<<<<

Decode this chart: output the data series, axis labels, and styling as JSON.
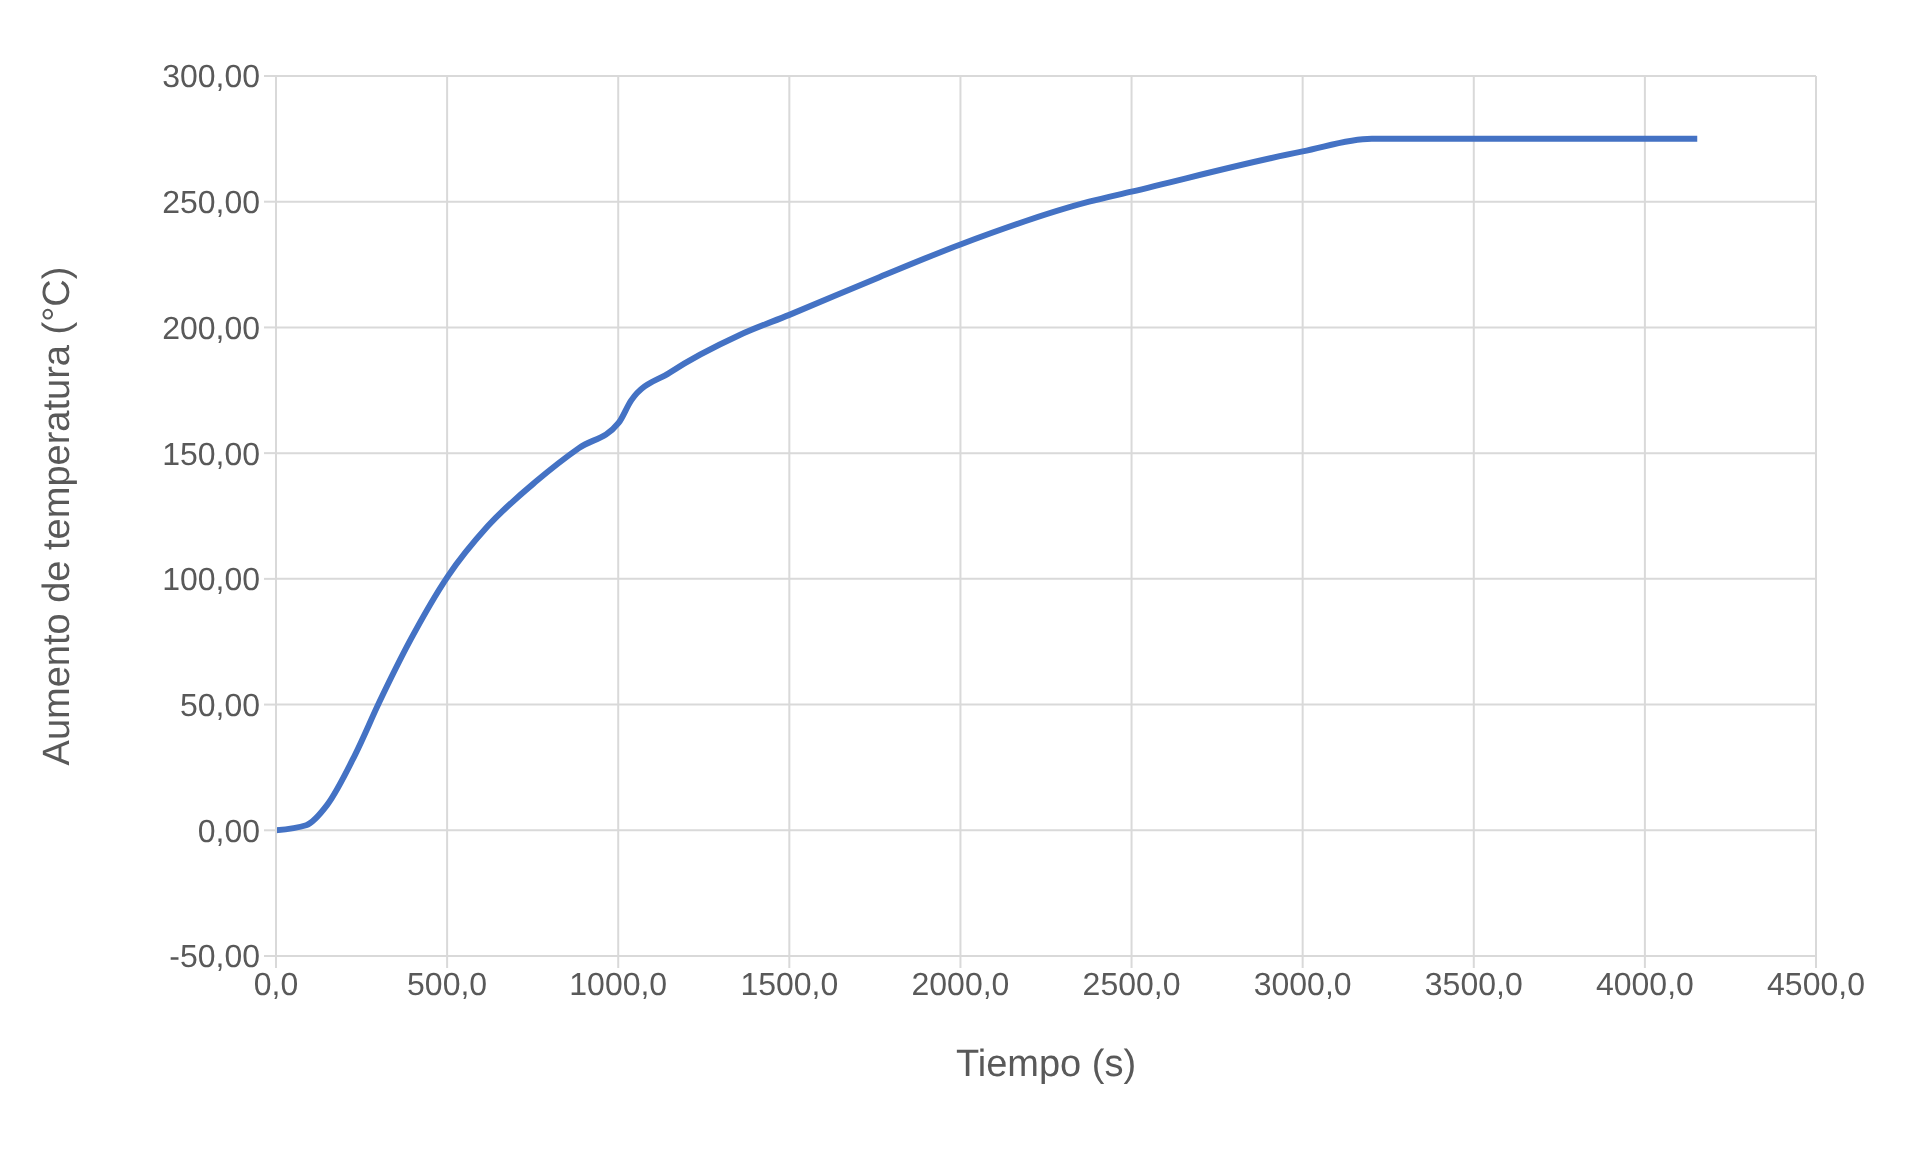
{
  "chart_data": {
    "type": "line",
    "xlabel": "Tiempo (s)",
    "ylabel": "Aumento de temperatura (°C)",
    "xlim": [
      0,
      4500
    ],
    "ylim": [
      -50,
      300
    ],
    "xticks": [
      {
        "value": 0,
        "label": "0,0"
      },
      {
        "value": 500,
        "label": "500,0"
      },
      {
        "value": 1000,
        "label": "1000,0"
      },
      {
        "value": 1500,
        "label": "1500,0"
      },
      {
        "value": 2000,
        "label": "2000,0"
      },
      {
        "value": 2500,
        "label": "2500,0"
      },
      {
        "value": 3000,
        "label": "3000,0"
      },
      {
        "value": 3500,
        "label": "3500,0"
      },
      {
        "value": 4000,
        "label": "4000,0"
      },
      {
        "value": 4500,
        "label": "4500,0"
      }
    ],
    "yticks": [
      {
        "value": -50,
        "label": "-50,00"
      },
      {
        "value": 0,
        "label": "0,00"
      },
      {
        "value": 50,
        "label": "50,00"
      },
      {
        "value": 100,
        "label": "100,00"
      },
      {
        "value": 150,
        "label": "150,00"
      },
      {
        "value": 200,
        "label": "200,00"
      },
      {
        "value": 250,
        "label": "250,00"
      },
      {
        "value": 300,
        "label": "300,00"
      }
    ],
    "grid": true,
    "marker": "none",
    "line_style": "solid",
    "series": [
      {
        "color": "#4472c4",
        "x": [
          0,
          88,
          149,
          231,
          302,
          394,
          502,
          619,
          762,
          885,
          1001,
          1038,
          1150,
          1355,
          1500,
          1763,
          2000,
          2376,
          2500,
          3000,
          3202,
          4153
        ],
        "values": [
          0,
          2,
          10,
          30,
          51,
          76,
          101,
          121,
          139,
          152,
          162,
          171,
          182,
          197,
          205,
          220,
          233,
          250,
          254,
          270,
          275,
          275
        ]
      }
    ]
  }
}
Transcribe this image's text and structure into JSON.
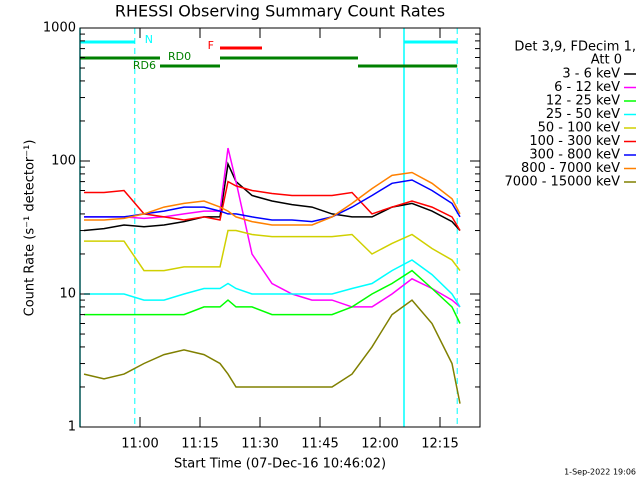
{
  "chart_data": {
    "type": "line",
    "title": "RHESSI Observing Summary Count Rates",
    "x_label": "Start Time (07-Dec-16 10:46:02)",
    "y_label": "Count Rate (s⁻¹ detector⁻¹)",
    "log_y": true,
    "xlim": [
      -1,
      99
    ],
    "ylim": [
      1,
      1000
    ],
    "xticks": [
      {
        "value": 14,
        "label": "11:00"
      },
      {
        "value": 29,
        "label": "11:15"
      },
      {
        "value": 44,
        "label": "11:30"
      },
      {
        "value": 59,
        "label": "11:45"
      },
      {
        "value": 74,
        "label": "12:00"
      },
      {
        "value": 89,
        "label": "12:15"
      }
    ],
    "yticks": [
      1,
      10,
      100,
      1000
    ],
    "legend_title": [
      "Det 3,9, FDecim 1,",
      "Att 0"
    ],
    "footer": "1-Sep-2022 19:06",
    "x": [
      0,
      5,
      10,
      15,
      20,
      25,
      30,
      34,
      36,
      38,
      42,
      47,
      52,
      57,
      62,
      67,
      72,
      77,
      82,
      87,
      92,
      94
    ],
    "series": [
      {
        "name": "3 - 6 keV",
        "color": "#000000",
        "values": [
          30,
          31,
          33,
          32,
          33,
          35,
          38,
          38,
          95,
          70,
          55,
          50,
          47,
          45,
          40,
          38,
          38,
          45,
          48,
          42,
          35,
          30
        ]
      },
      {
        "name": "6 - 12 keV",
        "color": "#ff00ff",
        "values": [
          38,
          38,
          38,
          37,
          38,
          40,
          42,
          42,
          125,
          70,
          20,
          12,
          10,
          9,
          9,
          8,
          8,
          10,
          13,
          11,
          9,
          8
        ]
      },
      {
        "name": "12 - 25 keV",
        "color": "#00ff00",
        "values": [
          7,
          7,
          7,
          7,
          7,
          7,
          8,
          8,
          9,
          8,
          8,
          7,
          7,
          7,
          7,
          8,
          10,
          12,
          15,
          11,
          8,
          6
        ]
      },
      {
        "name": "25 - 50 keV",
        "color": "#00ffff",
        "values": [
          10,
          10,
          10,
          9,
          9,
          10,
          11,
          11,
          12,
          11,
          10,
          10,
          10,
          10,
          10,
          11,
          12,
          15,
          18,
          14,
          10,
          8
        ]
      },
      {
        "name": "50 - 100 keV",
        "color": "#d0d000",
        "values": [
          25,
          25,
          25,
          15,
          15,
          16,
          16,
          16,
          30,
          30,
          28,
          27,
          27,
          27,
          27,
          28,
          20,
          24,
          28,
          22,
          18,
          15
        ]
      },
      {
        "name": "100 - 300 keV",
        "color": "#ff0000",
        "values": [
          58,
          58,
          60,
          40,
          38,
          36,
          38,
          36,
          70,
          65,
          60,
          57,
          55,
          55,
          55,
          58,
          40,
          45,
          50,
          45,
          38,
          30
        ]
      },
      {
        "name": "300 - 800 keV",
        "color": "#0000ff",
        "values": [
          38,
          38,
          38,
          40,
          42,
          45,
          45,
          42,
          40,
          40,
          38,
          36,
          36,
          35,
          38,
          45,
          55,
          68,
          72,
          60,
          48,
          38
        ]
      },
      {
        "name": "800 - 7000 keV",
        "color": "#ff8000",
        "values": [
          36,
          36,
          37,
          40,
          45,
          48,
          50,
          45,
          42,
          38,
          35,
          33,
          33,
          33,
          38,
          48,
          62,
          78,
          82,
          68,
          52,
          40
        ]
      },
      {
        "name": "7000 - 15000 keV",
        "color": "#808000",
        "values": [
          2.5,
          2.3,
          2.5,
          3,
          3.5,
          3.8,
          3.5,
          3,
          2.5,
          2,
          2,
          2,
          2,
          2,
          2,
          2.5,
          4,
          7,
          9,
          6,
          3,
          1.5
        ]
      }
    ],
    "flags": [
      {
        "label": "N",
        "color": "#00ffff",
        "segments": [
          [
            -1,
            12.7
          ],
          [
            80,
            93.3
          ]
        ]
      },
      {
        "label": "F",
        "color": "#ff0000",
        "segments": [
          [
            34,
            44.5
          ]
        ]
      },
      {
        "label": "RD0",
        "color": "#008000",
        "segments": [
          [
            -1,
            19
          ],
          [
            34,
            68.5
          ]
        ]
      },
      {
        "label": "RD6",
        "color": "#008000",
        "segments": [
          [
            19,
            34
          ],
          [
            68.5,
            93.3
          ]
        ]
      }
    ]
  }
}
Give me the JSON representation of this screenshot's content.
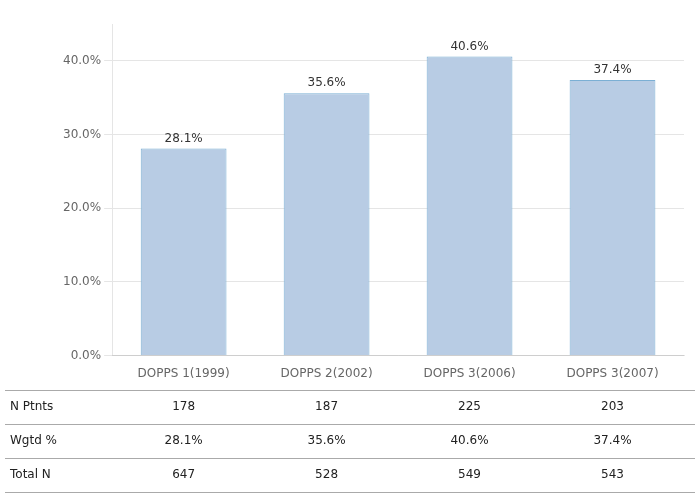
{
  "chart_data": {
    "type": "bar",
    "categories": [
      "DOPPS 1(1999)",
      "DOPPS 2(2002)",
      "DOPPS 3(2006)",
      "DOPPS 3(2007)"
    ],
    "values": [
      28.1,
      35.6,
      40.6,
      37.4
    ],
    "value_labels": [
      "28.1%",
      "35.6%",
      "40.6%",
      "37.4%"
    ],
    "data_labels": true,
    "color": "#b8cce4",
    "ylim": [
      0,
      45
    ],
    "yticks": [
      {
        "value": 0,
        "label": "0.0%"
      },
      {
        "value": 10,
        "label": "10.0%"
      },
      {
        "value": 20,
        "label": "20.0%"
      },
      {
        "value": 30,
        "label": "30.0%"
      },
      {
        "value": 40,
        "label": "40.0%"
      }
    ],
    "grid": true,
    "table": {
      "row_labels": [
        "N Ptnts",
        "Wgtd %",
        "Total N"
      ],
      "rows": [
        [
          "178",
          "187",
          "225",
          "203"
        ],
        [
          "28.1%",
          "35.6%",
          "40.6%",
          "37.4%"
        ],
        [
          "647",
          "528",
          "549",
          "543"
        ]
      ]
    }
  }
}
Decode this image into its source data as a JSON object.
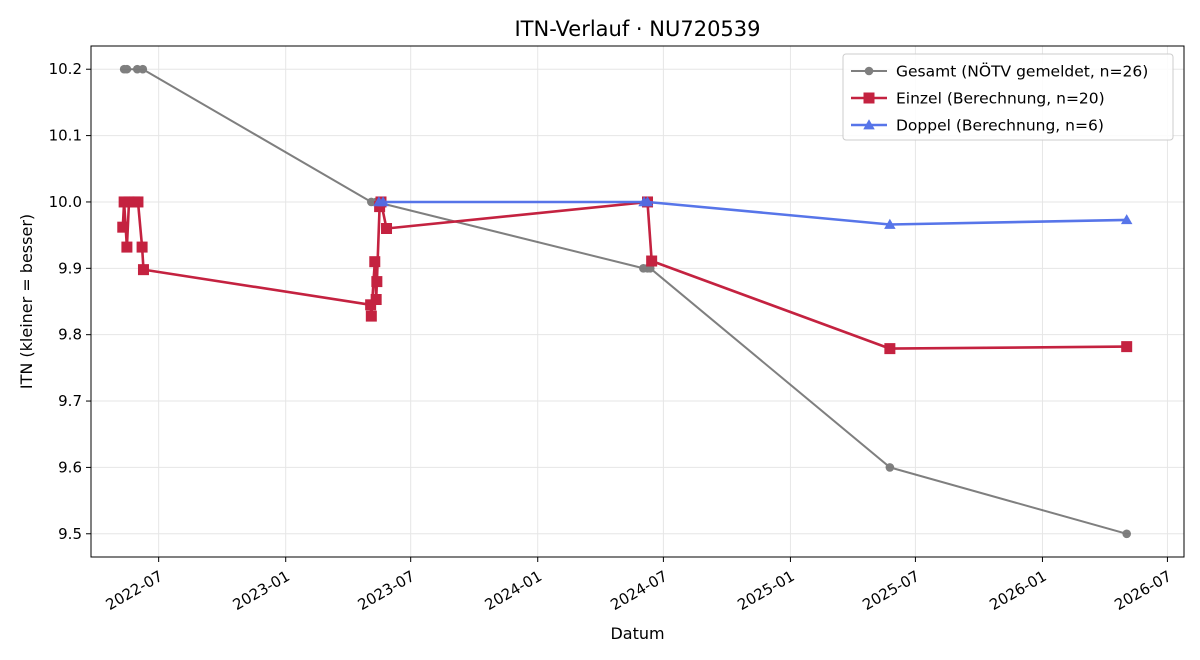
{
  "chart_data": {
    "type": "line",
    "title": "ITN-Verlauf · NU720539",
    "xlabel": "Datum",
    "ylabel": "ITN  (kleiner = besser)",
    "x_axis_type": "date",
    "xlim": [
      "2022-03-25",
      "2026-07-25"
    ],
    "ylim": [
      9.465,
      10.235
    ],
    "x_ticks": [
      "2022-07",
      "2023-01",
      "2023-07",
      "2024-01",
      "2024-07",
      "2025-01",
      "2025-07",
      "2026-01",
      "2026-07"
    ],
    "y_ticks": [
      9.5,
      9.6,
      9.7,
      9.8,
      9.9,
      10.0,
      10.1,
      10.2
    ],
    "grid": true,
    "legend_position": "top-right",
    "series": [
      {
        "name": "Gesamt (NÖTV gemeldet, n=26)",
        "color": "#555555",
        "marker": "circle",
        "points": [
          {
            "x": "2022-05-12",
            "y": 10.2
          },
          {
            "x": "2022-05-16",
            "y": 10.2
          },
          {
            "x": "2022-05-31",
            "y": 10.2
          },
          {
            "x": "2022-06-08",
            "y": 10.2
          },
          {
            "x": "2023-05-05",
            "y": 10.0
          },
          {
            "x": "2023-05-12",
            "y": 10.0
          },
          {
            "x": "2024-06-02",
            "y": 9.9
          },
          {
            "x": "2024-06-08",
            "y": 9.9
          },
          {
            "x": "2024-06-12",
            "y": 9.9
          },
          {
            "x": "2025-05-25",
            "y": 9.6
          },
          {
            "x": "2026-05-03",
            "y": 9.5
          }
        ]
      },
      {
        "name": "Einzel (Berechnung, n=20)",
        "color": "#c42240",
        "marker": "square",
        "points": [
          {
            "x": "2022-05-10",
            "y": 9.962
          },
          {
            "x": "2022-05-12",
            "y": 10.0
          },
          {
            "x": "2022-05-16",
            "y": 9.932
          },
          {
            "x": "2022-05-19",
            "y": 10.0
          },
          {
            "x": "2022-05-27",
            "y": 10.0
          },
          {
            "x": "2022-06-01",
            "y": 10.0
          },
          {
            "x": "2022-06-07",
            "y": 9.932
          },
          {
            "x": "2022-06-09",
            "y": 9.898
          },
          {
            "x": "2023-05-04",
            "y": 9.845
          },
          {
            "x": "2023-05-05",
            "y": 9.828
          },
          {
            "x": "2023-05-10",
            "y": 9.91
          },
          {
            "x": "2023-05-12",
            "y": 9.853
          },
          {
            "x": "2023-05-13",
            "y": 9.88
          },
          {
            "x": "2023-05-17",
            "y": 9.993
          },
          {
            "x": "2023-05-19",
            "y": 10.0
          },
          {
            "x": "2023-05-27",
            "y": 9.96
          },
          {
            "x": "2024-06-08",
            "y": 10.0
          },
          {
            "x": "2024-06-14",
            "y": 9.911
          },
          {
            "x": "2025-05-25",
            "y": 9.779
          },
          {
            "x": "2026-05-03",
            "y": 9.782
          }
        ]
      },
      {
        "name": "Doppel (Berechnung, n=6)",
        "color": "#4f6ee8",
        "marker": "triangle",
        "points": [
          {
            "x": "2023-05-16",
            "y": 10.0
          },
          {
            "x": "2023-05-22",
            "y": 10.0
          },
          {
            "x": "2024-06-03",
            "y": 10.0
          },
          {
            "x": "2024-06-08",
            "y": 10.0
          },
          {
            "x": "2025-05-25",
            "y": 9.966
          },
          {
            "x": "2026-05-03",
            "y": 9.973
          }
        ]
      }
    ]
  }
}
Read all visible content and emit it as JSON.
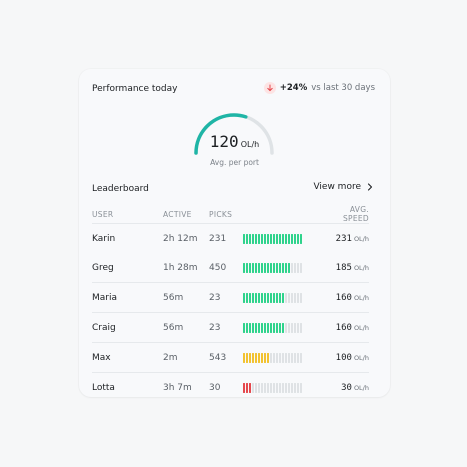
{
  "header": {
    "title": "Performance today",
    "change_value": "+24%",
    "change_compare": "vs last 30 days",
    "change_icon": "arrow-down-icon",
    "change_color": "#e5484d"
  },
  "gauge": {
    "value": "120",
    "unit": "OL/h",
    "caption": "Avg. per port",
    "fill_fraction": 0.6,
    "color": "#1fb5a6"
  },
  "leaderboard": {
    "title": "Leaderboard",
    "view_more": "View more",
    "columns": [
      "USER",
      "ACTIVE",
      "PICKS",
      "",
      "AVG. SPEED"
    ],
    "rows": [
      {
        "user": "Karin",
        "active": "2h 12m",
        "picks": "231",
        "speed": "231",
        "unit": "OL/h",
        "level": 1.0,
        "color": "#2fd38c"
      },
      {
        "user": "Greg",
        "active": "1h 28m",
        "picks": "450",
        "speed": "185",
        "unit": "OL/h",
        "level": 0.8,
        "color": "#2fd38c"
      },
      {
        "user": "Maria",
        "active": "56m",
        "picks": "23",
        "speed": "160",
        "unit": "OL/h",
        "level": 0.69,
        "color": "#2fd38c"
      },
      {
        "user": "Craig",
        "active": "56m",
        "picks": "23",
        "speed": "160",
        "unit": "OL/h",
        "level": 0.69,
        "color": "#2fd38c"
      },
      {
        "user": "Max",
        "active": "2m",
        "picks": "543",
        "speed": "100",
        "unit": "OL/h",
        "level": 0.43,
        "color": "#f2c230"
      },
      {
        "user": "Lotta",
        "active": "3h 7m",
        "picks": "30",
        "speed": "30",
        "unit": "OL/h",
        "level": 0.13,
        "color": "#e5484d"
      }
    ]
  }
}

>>>>

From the listing above, pick out every line containing "image".

Output of the exercise:
Transcribe this image's text and structure into JSON.
Decode this image into its source data as a JSON object.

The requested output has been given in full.